- TASK STATEMENT:
Which lines of the material contain the string "left"? Gather each of them, treating uppercase and lowercase as different.

- RAW RECORDS:
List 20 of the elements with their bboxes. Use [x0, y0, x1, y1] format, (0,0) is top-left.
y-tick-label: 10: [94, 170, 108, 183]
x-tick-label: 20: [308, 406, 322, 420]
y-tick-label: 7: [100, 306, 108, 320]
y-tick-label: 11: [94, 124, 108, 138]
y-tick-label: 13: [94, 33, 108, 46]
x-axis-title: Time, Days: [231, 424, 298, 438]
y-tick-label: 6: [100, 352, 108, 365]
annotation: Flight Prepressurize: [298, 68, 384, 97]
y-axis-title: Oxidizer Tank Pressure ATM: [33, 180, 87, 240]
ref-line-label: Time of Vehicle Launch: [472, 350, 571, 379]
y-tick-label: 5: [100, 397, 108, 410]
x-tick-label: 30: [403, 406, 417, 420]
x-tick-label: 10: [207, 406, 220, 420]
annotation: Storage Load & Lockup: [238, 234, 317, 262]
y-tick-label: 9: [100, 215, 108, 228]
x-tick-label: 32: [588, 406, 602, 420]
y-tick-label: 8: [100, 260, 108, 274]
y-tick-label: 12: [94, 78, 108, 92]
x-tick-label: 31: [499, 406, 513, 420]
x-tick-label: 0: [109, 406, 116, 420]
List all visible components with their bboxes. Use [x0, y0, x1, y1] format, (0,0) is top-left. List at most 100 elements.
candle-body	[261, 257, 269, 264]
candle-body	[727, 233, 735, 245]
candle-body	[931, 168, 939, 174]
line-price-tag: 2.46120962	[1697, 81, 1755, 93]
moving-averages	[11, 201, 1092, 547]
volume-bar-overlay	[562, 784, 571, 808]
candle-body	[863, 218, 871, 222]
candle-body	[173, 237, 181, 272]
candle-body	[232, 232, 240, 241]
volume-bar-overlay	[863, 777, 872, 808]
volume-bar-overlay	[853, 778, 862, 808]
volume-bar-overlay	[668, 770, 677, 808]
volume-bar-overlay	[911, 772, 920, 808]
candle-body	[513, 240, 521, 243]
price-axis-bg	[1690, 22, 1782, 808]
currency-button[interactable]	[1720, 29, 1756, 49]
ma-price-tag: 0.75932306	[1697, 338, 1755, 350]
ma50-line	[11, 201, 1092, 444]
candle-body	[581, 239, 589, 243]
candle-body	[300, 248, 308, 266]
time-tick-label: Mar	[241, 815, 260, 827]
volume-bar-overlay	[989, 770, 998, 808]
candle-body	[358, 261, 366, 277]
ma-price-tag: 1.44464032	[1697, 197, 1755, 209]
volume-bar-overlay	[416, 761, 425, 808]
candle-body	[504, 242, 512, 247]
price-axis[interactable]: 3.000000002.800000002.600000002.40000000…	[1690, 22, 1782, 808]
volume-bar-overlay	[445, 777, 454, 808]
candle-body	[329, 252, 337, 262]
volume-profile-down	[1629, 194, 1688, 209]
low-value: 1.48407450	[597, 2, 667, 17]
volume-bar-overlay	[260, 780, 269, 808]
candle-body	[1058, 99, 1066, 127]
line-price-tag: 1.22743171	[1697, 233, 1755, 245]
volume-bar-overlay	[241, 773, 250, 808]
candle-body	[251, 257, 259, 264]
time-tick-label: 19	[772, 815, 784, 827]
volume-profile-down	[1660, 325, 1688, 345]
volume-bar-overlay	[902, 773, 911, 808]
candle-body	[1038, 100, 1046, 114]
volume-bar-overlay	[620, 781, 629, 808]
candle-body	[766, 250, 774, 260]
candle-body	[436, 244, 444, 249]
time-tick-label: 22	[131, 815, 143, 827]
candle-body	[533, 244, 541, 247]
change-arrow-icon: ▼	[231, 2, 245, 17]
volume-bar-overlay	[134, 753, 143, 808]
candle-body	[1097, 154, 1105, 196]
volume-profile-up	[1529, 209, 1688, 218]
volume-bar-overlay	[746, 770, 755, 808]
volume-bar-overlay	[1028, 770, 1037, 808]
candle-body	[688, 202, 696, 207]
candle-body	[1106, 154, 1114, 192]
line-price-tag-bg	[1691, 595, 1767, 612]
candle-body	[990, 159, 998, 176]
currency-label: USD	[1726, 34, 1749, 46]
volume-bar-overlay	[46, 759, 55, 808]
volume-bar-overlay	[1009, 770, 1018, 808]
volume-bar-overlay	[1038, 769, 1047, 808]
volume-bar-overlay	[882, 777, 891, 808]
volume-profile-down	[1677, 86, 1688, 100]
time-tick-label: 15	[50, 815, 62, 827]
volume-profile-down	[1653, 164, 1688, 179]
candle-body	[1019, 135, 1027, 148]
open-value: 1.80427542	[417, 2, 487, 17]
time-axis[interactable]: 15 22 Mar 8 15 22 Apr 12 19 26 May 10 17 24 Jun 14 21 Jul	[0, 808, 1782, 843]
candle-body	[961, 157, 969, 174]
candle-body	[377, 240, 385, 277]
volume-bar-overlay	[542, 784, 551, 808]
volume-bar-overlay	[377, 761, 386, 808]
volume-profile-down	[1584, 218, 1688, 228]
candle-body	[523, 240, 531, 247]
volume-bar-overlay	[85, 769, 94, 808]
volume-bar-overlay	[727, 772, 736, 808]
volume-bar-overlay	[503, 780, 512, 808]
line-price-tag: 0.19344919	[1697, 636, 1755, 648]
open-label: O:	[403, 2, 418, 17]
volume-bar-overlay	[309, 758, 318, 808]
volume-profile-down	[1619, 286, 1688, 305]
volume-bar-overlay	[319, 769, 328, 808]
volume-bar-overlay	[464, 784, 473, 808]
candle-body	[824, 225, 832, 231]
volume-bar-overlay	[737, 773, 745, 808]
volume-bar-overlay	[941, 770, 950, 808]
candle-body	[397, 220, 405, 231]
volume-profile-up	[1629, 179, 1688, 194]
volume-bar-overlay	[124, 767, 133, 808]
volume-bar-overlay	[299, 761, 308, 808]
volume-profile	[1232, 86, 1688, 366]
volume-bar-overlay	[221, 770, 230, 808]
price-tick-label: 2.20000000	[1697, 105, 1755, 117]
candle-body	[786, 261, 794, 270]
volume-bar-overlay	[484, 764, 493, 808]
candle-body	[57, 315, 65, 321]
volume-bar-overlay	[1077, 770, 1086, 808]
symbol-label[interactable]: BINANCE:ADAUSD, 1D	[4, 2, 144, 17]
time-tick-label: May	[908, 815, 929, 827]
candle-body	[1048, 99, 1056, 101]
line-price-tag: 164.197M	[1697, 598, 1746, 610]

- FINAL ANSWER:
List 20 of the elements with their bboxes. Use [x0, y0, x1, y1] format, (0,0) is top-left.
List all visible components with their bboxes. Use [x0, y0, x1, y1] format, (0,0) is top-left. List at most 100 elements.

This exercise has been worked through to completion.